((

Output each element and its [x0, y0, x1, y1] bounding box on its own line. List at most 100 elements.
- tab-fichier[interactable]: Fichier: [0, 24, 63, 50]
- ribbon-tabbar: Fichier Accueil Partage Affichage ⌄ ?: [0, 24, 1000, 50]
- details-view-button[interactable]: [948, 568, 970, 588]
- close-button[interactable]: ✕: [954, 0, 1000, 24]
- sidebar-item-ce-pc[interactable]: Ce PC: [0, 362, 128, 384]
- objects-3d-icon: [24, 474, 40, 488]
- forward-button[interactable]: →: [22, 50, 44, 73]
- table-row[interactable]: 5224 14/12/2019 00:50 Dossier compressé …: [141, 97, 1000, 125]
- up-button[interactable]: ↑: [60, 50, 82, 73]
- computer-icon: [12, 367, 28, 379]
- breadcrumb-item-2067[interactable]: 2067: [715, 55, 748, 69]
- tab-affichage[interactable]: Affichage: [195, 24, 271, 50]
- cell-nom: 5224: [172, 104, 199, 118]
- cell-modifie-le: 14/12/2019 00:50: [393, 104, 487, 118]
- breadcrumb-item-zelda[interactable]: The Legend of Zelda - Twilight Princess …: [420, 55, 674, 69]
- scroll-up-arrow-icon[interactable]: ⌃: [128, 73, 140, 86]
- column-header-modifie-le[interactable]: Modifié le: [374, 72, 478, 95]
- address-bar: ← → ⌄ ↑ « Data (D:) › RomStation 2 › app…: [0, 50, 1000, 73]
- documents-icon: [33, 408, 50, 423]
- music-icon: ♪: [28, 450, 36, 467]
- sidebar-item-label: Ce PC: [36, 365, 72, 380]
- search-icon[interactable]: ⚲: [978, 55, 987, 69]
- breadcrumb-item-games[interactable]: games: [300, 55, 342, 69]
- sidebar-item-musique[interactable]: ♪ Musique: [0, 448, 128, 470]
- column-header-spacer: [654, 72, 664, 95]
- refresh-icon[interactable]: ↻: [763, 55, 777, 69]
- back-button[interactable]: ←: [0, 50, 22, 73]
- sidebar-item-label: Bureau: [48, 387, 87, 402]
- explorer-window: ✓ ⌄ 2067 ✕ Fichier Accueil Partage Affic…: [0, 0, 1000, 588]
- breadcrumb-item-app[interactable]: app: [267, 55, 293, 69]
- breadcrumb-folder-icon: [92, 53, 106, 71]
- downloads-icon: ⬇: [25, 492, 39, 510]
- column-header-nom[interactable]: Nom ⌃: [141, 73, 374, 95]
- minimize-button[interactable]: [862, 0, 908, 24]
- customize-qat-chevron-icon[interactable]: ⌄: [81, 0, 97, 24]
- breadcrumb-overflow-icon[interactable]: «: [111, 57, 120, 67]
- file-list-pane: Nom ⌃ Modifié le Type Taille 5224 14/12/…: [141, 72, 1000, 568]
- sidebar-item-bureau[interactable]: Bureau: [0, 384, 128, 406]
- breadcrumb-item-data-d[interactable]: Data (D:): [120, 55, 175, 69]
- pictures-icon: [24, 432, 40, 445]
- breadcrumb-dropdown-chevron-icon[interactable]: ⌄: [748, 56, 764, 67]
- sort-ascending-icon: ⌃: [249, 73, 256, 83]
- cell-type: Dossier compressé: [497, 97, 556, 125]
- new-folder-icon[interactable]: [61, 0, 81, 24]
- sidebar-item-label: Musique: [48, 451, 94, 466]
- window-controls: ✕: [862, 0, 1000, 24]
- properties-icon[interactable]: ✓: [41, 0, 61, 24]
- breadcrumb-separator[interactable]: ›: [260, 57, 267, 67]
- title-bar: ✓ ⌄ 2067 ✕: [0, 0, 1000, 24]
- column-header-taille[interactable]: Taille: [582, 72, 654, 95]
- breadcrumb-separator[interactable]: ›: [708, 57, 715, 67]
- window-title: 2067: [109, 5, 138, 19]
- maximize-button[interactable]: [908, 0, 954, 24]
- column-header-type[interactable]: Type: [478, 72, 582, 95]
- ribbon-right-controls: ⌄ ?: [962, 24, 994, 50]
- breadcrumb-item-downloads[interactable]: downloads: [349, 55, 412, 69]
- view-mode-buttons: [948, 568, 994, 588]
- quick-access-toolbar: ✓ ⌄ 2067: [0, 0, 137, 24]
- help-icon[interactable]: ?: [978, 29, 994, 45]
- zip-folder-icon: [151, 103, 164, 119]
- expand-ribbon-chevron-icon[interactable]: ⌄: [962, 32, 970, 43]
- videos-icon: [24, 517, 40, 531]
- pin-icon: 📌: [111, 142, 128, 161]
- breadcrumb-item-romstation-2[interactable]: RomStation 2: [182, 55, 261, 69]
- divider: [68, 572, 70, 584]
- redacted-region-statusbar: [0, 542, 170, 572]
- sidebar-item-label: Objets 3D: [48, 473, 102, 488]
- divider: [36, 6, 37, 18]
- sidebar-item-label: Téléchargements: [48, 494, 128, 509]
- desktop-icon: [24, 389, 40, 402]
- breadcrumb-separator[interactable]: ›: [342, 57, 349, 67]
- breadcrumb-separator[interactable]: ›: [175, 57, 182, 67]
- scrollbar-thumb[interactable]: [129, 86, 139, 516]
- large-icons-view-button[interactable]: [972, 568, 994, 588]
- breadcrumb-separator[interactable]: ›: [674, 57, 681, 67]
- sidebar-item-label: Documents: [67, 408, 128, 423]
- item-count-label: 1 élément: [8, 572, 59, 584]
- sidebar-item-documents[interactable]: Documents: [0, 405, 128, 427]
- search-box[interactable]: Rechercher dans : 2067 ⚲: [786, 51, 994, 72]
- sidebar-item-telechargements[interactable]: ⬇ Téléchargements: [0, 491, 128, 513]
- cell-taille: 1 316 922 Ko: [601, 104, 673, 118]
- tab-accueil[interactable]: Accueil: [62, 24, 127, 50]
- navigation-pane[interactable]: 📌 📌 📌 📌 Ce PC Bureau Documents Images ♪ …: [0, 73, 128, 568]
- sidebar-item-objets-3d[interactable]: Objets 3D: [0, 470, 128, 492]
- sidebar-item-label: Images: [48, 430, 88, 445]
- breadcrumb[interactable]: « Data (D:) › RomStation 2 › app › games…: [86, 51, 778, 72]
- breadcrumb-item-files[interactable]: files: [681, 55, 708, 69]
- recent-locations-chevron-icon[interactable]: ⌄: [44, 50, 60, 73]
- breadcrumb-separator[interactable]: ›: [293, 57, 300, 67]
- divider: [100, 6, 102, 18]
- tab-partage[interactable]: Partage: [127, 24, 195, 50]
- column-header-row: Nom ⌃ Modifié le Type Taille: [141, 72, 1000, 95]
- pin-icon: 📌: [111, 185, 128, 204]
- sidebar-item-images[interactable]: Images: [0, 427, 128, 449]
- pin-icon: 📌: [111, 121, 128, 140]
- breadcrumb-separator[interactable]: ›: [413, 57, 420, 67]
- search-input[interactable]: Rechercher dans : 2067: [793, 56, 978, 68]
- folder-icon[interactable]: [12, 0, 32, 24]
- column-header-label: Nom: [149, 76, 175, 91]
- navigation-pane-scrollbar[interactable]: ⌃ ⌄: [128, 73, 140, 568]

))

WHAT YOU HAVE TO DO: Reproduce all of the data above, line for line and without any changes.

SOLUTION BELOW:
Output each element and its [x0, y0, x1, y1] bounding box on its own line. List at most 100 elements.
- tab-fichier[interactable]: Fichier: [0, 24, 63, 50]
- ribbon-tabbar: Fichier Accueil Partage Affichage ⌄ ?: [0, 24, 1000, 50]
- details-view-button[interactable]: [948, 568, 970, 588]
- close-button[interactable]: ✕: [954, 0, 1000, 24]
- sidebar-item-ce-pc[interactable]: Ce PC: [0, 362, 128, 384]
- objects-3d-icon: [24, 474, 40, 488]
- forward-button[interactable]: →: [22, 50, 44, 73]
- table-row[interactable]: 5224 14/12/2019 00:50 Dossier compressé …: [141, 97, 1000, 125]
- up-button[interactable]: ↑: [60, 50, 82, 73]
- computer-icon: [12, 367, 28, 379]
- breadcrumb-item-2067[interactable]: 2067: [715, 55, 748, 69]
- tab-affichage[interactable]: Affichage: [195, 24, 271, 50]
- cell-nom: 5224: [172, 104, 199, 118]
- cell-modifie-le: 14/12/2019 00:50: [393, 104, 487, 118]
- breadcrumb-item-zelda[interactable]: The Legend of Zelda - Twilight Princess …: [420, 55, 674, 69]
- scroll-up-arrow-icon[interactable]: ⌃: [128, 73, 140, 86]
- column-header-modifie-le[interactable]: Modifié le: [374, 72, 478, 95]
- address-bar: ← → ⌄ ↑ « Data (D:) › RomStation 2 › app…: [0, 50, 1000, 73]
- documents-icon: [33, 408, 50, 423]
- music-icon: ♪: [28, 450, 36, 467]
- sidebar-item-label: Ce PC: [36, 365, 72, 380]
- search-icon[interactable]: ⚲: [978, 55, 987, 69]
- breadcrumb-item-games[interactable]: games: [300, 55, 342, 69]
- sidebar-item-musique[interactable]: ♪ Musique: [0, 448, 128, 470]
- column-header-spacer: [654, 72, 664, 95]
- refresh-icon[interactable]: ↻: [763, 55, 777, 69]
- back-button[interactable]: ←: [0, 50, 22, 73]
- sidebar-item-label: Bureau: [48, 387, 87, 402]
- explorer-window: ✓ ⌄ 2067 ✕ Fichier Accueil Partage Affic…: [0, 0, 1000, 588]
- breadcrumb-item-app[interactable]: app: [267, 55, 293, 69]
- breadcrumb-folder-icon: [92, 53, 106, 71]
- downloads-icon: ⬇: [25, 492, 39, 510]
- column-header-nom[interactable]: Nom ⌃: [141, 73, 374, 95]
- minimize-button[interactable]: [862, 0, 908, 24]
- customize-qat-chevron-icon[interactable]: ⌄: [81, 0, 97, 24]
- breadcrumb-overflow-icon[interactable]: «: [111, 57, 120, 67]
- file-list-pane: Nom ⌃ Modifié le Type Taille 5224 14/12/…: [141, 72, 1000, 568]
- sidebar-item-bureau[interactable]: Bureau: [0, 384, 128, 406]
- breadcrumb-item-data-d[interactable]: Data (D:): [120, 55, 175, 69]
- pictures-icon: [24, 432, 40, 445]
- breadcrumb-dropdown-chevron-icon[interactable]: ⌄: [748, 56, 764, 67]
- sort-ascending-icon: ⌃: [249, 73, 256, 83]
- cell-type: Dossier compressé: [497, 97, 556, 125]
- new-folder-icon[interactable]: [61, 0, 81, 24]
- sidebar-item-label: Musique: [48, 451, 94, 466]
- window-controls: ✕: [862, 0, 1000, 24]
- properties-icon[interactable]: ✓: [41, 0, 61, 24]
- breadcrumb-separator[interactable]: ›: [260, 57, 267, 67]
- title-bar: ✓ ⌄ 2067 ✕: [0, 0, 1000, 24]
- column-header-taille[interactable]: Taille: [582, 72, 654, 95]
- breadcrumb-separator[interactable]: ›: [708, 57, 715, 67]
- window-title: 2067: [109, 5, 138, 19]
- maximize-button[interactable]: [908, 0, 954, 24]
- column-header-type[interactable]: Type: [478, 72, 582, 95]
- ribbon-right-controls: ⌄ ?: [962, 24, 994, 50]
- breadcrumb-item-downloads[interactable]: downloads: [349, 55, 412, 69]
- view-mode-buttons: [948, 568, 994, 588]
- quick-access-toolbar: ✓ ⌄ 2067: [0, 0, 137, 24]
- help-icon[interactable]: ?: [978, 29, 994, 45]
- zip-folder-icon: [151, 103, 164, 119]
- expand-ribbon-chevron-icon[interactable]: ⌄: [962, 32, 970, 43]
- videos-icon: [24, 517, 40, 531]
- pin-icon: 📌: [111, 142, 128, 161]
- breadcrumb-item-romstation-2[interactable]: RomStation 2: [182, 55, 261, 69]
- divider: [68, 572, 70, 584]
- redacted-region-statusbar: [0, 542, 170, 572]
- sidebar-item-label: Objets 3D: [48, 473, 102, 488]
- divider: [36, 6, 37, 18]
- sidebar-item-label: Téléchargements: [48, 494, 128, 509]
- desktop-icon: [24, 389, 40, 402]
- breadcrumb-separator[interactable]: ›: [342, 57, 349, 67]
- breadcrumb-separator[interactable]: ›: [175, 57, 182, 67]
- scrollbar-thumb[interactable]: [129, 86, 139, 516]
- large-icons-view-button[interactable]: [972, 568, 994, 588]
- breadcrumb-separator[interactable]: ›: [674, 57, 681, 67]
- sidebar-item-label: Documents: [67, 408, 128, 423]
- item-count-label: 1 élément: [8, 572, 59, 584]
- sidebar-item-documents[interactable]: Documents: [0, 405, 128, 427]
- search-box[interactable]: Rechercher dans : 2067 ⚲: [786, 51, 994, 72]
- sidebar-item-telechargements[interactable]: ⬇ Téléchargements: [0, 491, 128, 513]
- cell-taille: 1 316 922 Ko: [601, 104, 673, 118]
- tab-accueil[interactable]: Accueil: [62, 24, 127, 50]
- navigation-pane[interactable]: 📌 📌 📌 📌 Ce PC Bureau Documents Images ♪ …: [0, 73, 128, 568]
- sidebar-item-objets-3d[interactable]: Objets 3D: [0, 470, 128, 492]
- sidebar-item-label: Images: [48, 430, 88, 445]
- breadcrumb[interactable]: « Data (D:) › RomStation 2 › app › games…: [86, 51, 778, 72]
- breadcrumb-item-files[interactable]: files: [681, 55, 708, 69]
- recent-locations-chevron-icon[interactable]: ⌄: [44, 50, 60, 73]
- breadcrumb-separator[interactable]: ›: [293, 57, 300, 67]
- divider: [100, 6, 102, 18]
- tab-partage[interactable]: Partage: [127, 24, 195, 50]
- column-header-row: Nom ⌃ Modifié le Type Taille: [141, 72, 1000, 95]
- pin-icon: 📌: [111, 185, 128, 204]
- sidebar-item-images[interactable]: Images: [0, 427, 128, 449]
- pin-icon: 📌: [111, 121, 128, 140]
- breadcrumb-separator[interactable]: ›: [413, 57, 420, 67]
- search-input[interactable]: Rechercher dans : 2067: [793, 56, 978, 68]
- folder-icon[interactable]: [12, 0, 32, 24]
- column-header-label: Nom: [149, 76, 175, 91]
- navigation-pane-scrollbar[interactable]: ⌃ ⌄: [128, 73, 140, 568]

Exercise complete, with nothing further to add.